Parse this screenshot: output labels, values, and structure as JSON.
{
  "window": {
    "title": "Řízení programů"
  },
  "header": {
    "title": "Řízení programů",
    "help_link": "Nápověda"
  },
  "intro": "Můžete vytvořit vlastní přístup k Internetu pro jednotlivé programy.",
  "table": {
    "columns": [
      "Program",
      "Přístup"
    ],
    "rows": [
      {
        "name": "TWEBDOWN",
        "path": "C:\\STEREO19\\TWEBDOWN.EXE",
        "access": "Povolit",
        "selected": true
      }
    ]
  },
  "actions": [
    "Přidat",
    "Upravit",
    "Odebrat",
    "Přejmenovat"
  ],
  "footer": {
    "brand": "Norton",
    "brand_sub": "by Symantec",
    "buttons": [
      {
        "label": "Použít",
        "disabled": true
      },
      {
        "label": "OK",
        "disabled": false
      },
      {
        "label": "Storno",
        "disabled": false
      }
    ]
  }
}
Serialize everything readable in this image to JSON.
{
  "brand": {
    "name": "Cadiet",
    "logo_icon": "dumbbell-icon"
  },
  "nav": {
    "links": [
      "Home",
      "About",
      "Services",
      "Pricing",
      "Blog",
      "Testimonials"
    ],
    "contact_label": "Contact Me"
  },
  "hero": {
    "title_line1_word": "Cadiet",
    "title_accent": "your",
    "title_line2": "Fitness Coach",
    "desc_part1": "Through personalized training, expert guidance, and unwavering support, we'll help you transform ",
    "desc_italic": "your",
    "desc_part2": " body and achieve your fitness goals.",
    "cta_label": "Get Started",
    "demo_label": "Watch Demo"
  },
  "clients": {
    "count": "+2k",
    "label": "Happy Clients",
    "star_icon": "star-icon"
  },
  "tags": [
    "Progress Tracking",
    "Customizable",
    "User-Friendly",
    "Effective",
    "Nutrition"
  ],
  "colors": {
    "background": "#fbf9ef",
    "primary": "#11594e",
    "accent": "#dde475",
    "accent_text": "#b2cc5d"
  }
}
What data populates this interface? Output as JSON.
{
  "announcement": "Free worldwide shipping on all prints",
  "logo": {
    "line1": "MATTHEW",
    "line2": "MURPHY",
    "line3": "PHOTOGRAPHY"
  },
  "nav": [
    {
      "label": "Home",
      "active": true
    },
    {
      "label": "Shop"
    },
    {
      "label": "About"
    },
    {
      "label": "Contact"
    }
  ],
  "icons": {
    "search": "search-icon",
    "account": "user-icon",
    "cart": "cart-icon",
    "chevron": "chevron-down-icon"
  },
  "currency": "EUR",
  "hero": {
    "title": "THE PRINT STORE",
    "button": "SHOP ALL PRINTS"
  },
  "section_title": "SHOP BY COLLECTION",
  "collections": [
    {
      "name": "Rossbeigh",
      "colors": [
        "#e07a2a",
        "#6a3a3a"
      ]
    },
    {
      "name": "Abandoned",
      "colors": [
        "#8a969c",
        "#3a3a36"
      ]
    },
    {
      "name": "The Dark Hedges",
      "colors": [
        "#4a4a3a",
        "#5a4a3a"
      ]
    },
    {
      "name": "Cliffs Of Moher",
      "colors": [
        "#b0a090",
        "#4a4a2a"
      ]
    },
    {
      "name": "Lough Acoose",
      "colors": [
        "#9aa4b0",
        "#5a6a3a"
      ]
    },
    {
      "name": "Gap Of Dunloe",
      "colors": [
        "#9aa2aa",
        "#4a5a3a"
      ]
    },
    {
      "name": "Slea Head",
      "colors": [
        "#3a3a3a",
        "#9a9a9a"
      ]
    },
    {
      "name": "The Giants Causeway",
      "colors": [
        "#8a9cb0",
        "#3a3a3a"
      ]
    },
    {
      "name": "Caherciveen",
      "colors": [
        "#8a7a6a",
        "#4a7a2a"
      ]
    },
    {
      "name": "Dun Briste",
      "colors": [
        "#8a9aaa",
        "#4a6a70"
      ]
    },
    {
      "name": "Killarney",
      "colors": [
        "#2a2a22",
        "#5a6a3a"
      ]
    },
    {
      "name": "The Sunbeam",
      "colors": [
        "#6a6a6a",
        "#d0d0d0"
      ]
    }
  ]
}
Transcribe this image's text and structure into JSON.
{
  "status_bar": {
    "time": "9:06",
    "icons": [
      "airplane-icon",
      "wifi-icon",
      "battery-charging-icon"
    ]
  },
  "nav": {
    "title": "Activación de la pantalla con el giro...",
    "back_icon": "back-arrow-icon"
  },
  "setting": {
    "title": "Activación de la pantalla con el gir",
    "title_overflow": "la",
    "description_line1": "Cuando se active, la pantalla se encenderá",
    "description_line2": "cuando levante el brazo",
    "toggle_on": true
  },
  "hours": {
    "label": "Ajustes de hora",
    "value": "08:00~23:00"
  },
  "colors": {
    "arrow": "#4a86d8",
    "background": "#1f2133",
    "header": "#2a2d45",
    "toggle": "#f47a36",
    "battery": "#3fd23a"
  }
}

Work required: From the entries above, return each line with the word "programů" in it.

Answer to this exercise:
    "title": "Řízení programů"
    "title": "Řízení programů",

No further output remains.